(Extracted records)
--- Begin ---
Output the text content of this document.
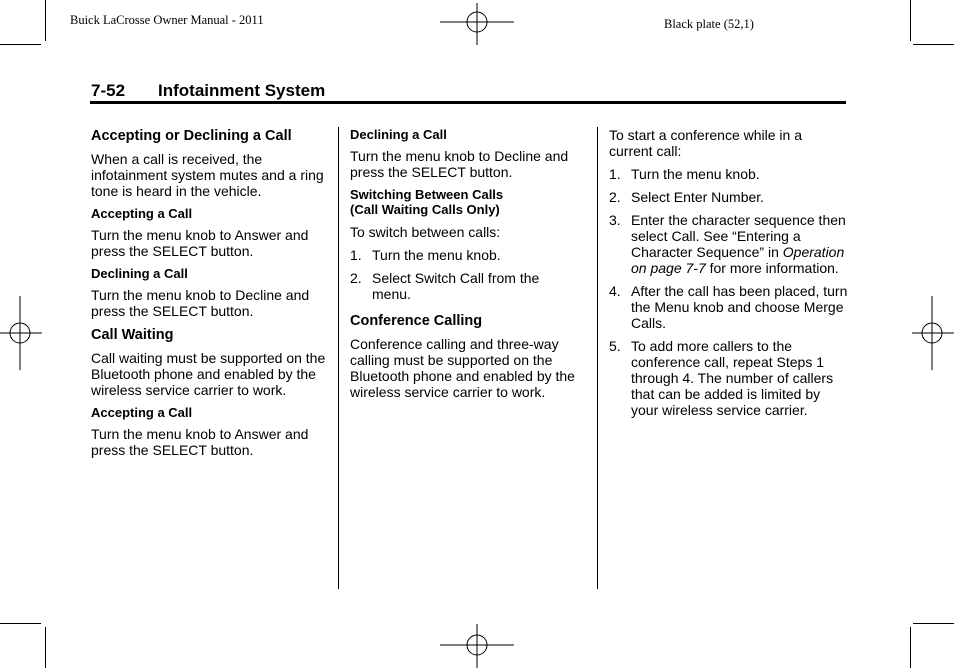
Buick LaCrosse Owner Manual - 2011	Black plate (52,1)
7-52 Infotainment System
Accepting or Declining a Call

When a call is received, the infotainment system mutes and a ring tone is heard in the vehicle.

Accepting a Call

Turn the menu knob to Answer and press the SELECT button.

Declining a Call

Turn the menu knob to Decline and press the SELECT button.

Call Waiting

Call waiting must be supported on the Bluetooth phone and enabled by the wireless service carrier to work.

Accepting a Call

Turn the menu knob to Answer and press the SELECT button.

Declining a Call

Turn the menu knob to Decline and press the SELECT button.

Switching Between Calls
(Call Waiting Calls Only)

To switch between calls:

1. Turn the menu knob.
2. Select Switch Call from the menu.
Conference Calling

Conference calling and three-way calling must be supported on the Bluetooth phone and enabled by the wireless service carrier to work.

To start a conference while in a current call:

1. Turn the menu knob.
2. Select Enter Number.
3. Enter the character sequence then select Call. See “Entering a Character Sequence” in Operation on page 7-7 for more information.
4. After the call has been placed, turn the Menu knob and choose Merge Calls.
5. To add more callers to the conference call, repeat Steps 1 through 4. The number of callers that can be added is limited by your wireless service carrier.
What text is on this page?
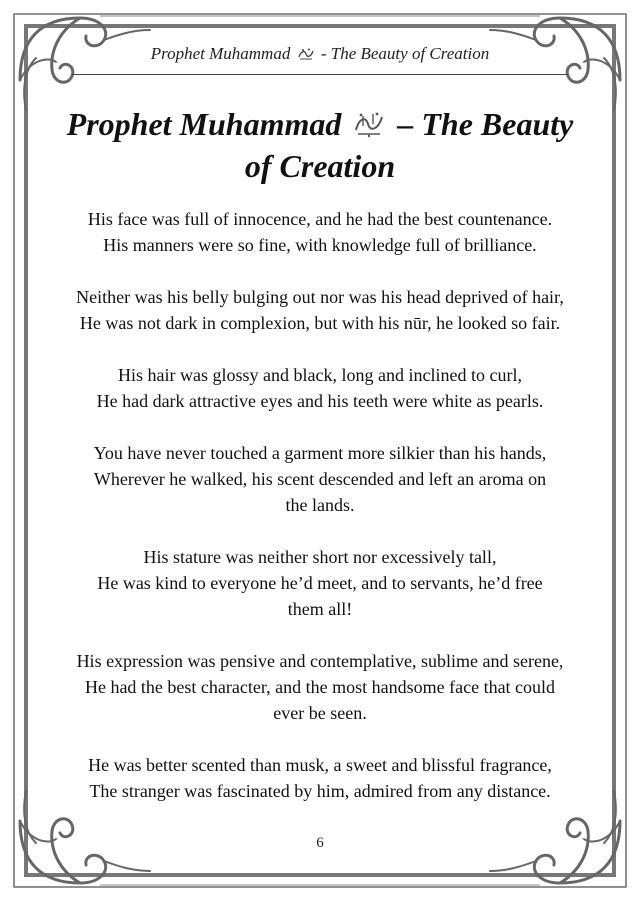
Prophet Muhammad  - The Beauty of Creation
Prophet Muhammad  – The Beauty
of Creation

His face was full of innocence, and he had the best countenance.

His manners were so fine, with knowledge full of brilliance.

Neither was his belly bulging out nor was his head deprived of hair,

He was not dark in complexion, but with his nūr, he looked so fair.

His hair was glossy and black, long and inclined to curl,

He had dark attractive eyes and his teeth were white as pearls.

You have never touched a garment more silkier than his hands,

Wherever he walked, his scent descended and left an aroma on

the lands.

His stature was neither short nor excessively tall,

He was kind to everyone he’d meet, and to servants, he’d free

them all!

His expression was pensive and contemplative, sublime and serene,

He had the best character, and the most handsome face that could

ever be seen.

He was better scented than musk, a sweet and blissful fragrance,

The stranger was fascinated by him, admired from any distance.

6
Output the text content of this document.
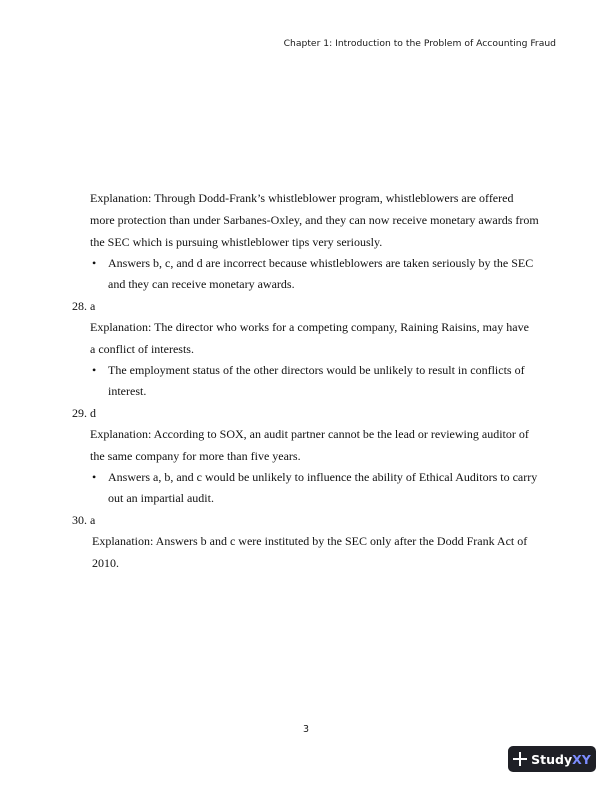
Chapter 1: Introduction to the Problem of Accounting Fraud
Explanation: Through Dodd-Frank’s whistleblower program, whistleblowers are offered
more protection than under Sarbanes-Oxley, and they can now receive monetary awards from
the SEC which is pursuing whistleblower tips very seriously.
• Answers b, c, and d are incorrect because whistleblowers are taken seriously by the SEC
and they can receive monetary awards.
28. a
Explanation: The director who works for a competing company, Raining Raisins, may have
a conflict of interests.
• The employment status of the other directors would be unlikely to result in conflicts of
interest.
29. d
Explanation: According to SOX, an audit partner cannot be the lead or reviewing auditor of
the same company for more than five years.
• Answers a, b, and c would be unlikely to influence the ability of Ethical Auditors to carry
out an impartial audit.
30. a
Explanation: Answers b and c were instituted by the SEC only after the Dodd Frank Act of
2010.
3
StudyXY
--- End ---
TASK INSTRUCTIONS — Reproduce the whole listing exactly, but not the images in it.

TASK OUTPUT —
Output the text content of this document.
Buick LaCrosse Owner Manual - 2011	Black plate (52,1)
7-52 Infotainment System
Accepting or Declining a Call

When a call is received, the infotainment system mutes and a ring tone is heard in the vehicle.

Accepting a Call

Turn the menu knob to Answer and press the SELECT button.

Declining a Call

Turn the menu knob to Decline and press the SELECT button.

Call Waiting

Call waiting must be supported on the Bluetooth phone and enabled by the wireless service carrier to work.

Accepting a Call

Turn the menu knob to Answer and press the SELECT button.

Declining a Call

Turn the menu knob to Decline and press the SELECT button.

Switching Between Calls
(Call Waiting Calls Only)

To switch between calls:

1. Turn the menu knob.
2. Select Switch Call from the menu.
Conference Calling

Conference calling and three-way calling must be supported on the Bluetooth phone and enabled by the wireless service carrier to work.

To start a conference while in a current call:

1. Turn the menu knob.
2. Select Enter Number.
3. Enter the character sequence then select Call. See “Entering a Character Sequence” in Operation on page 7-7 for more information.
4. After the call has been placed, turn the Menu knob and choose Merge Calls.
5. To add more callers to the conference call, repeat Steps 1 through 4. The number of callers that can be added is limited by your wireless service carrier.
What text is on this page?
Prophet Muhammad  - The Beauty of Creation
Prophet Muhammad  – The Beauty
of Creation

His face was full of innocence, and he had the best countenance.

His manners were so fine, with knowledge full of brilliance.

Neither was his belly bulging out nor was his head deprived of hair,

He was not dark in complexion, but with his nūr, he looked so fair.

His hair was glossy and black, long and inclined to curl,

He had dark attractive eyes and his teeth were white as pearls.

You have never touched a garment more silkier than his hands,

Wherever he walked, his scent descended and left an aroma on

the lands.

His stature was neither short nor excessively tall,

He was kind to everyone he’d meet, and to servants, he’d free

them all!

His expression was pensive and contemplative, sublime and serene,

He had the best character, and the most handsome face that could

ever be seen.

He was better scented than musk, a sweet and blissful fragrance,

The stranger was fascinated by him, admired from any distance.

6
Output the text content of this document.
Chapter 1: Introduction to the Problem of Accounting Fraud
Explanation: Through Dodd-Frank’s whistleblower program, whistleblowers are offered
more protection than under Sarbanes-Oxley, and they can now receive monetary awards from
the SEC which is pursuing whistleblower tips very seriously.
• Answers b, c, and d are incorrect because whistleblowers are taken seriously by the SEC
and they can receive monetary awards.
28. a
Explanation: The director who works for a competing company, Raining Raisins, may have
a conflict of interests.
• The employment status of the other directors would be unlikely to result in conflicts of
interest.
29. d
Explanation: According to SOX, an audit partner cannot be the lead or reviewing auditor of
the same company for more than five years.
• Answers a, b, and c would be unlikely to influence the ability of Ethical Auditors to carry
out an impartial audit.
30. a
Explanation: Answers b and c were instituted by the SEC only after the Dodd Frank Act of
2010.
3
StudyXY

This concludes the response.